### Records shown
____
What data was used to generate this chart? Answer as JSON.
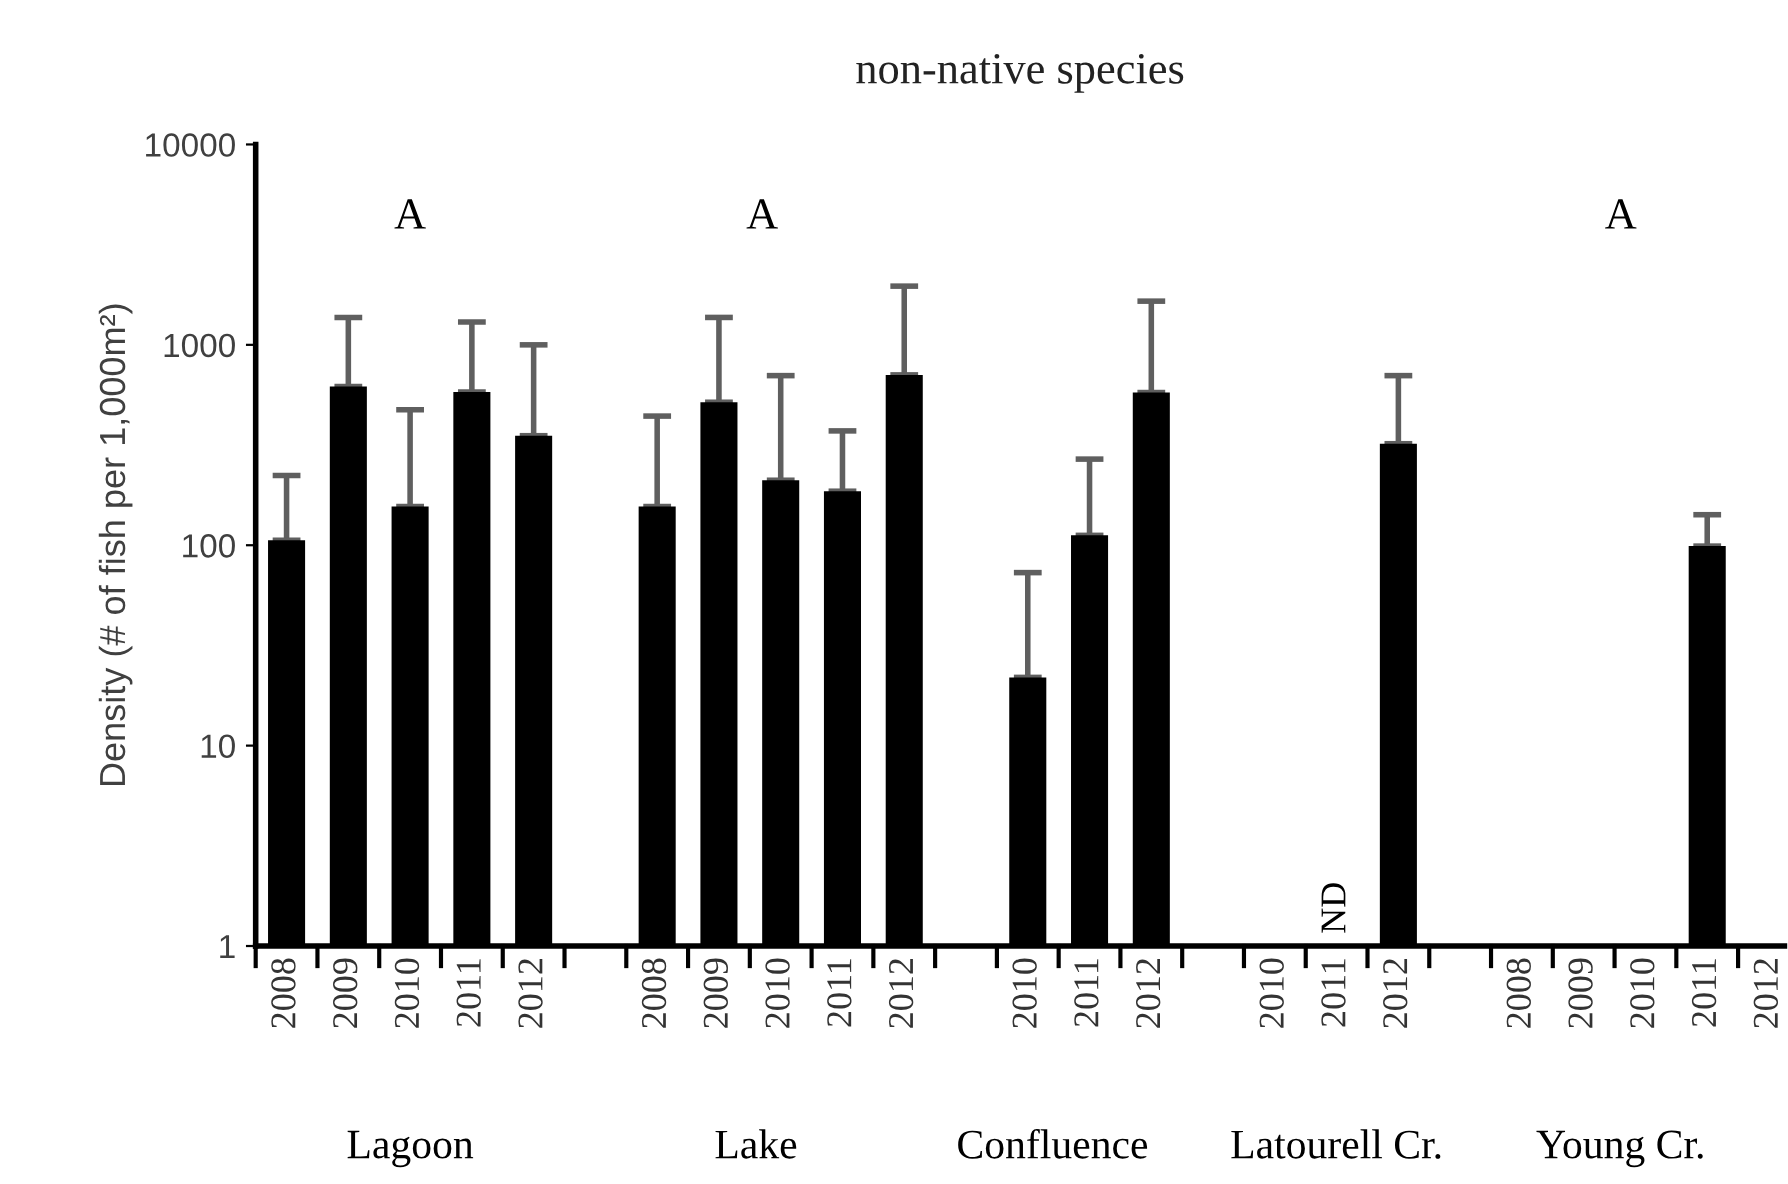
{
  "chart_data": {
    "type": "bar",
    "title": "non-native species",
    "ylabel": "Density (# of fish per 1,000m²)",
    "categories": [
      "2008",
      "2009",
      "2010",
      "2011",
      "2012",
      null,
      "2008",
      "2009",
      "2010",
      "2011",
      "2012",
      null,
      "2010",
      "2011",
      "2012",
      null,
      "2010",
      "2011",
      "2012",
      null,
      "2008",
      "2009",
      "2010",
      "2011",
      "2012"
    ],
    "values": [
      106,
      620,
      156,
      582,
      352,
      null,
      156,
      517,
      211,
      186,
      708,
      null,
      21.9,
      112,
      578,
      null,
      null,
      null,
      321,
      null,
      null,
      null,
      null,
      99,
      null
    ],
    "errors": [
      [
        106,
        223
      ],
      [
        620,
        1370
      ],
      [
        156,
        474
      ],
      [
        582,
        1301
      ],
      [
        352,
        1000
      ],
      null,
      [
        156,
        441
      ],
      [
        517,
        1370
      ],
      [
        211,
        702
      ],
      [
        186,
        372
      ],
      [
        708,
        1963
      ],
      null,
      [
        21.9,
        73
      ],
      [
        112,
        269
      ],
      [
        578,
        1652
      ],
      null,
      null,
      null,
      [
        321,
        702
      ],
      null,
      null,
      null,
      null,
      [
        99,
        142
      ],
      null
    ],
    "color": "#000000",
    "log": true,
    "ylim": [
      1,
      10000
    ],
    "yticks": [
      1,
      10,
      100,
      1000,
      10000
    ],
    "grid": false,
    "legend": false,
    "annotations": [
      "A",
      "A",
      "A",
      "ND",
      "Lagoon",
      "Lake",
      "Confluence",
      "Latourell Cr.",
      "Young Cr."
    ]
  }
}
____
### What to work on
Return all of the entries exactly as written, but drop any pictures they hold.

### Worked answer
What data was used to generate this chart? Answer as JSON.
{
  "chart_data": {
    "type": "bar",
    "title": "non-native species",
    "ylabel": "Density (# of fish per 1,000m²)",
    "categories": [
      "2008",
      "2009",
      "2010",
      "2011",
      "2012",
      null,
      "2008",
      "2009",
      "2010",
      "2011",
      "2012",
      null,
      "2010",
      "2011",
      "2012",
      null,
      "2010",
      "2011",
      "2012",
      null,
      "2008",
      "2009",
      "2010",
      "2011",
      "2012"
    ],
    "values": [
      106,
      620,
      156,
      582,
      352,
      null,
      156,
      517,
      211,
      186,
      708,
      null,
      21.9,
      112,
      578,
      null,
      null,
      null,
      321,
      null,
      null,
      null,
      null,
      99,
      null
    ],
    "errors": [
      [
        106,
        223
      ],
      [
        620,
        1370
      ],
      [
        156,
        474
      ],
      [
        582,
        1301
      ],
      [
        352,
        1000
      ],
      null,
      [
        156,
        441
      ],
      [
        517,
        1370
      ],
      [
        211,
        702
      ],
      [
        186,
        372
      ],
      [
        708,
        1963
      ],
      null,
      [
        21.9,
        73
      ],
      [
        112,
        269
      ],
      [
        578,
        1652
      ],
      null,
      null,
      null,
      [
        321,
        702
      ],
      null,
      null,
      null,
      null,
      [
        99,
        142
      ],
      null
    ],
    "color": "#000000",
    "log": true,
    "ylim": [
      1,
      10000
    ],
    "yticks": [
      1,
      10,
      100,
      1000,
      10000
    ],
    "grid": false,
    "legend": false,
    "annotations": [
      "A",
      "A",
      "A",
      "ND",
      "Lagoon",
      "Lake",
      "Confluence",
      "Latourell Cr.",
      "Young Cr."
    ]
  }
}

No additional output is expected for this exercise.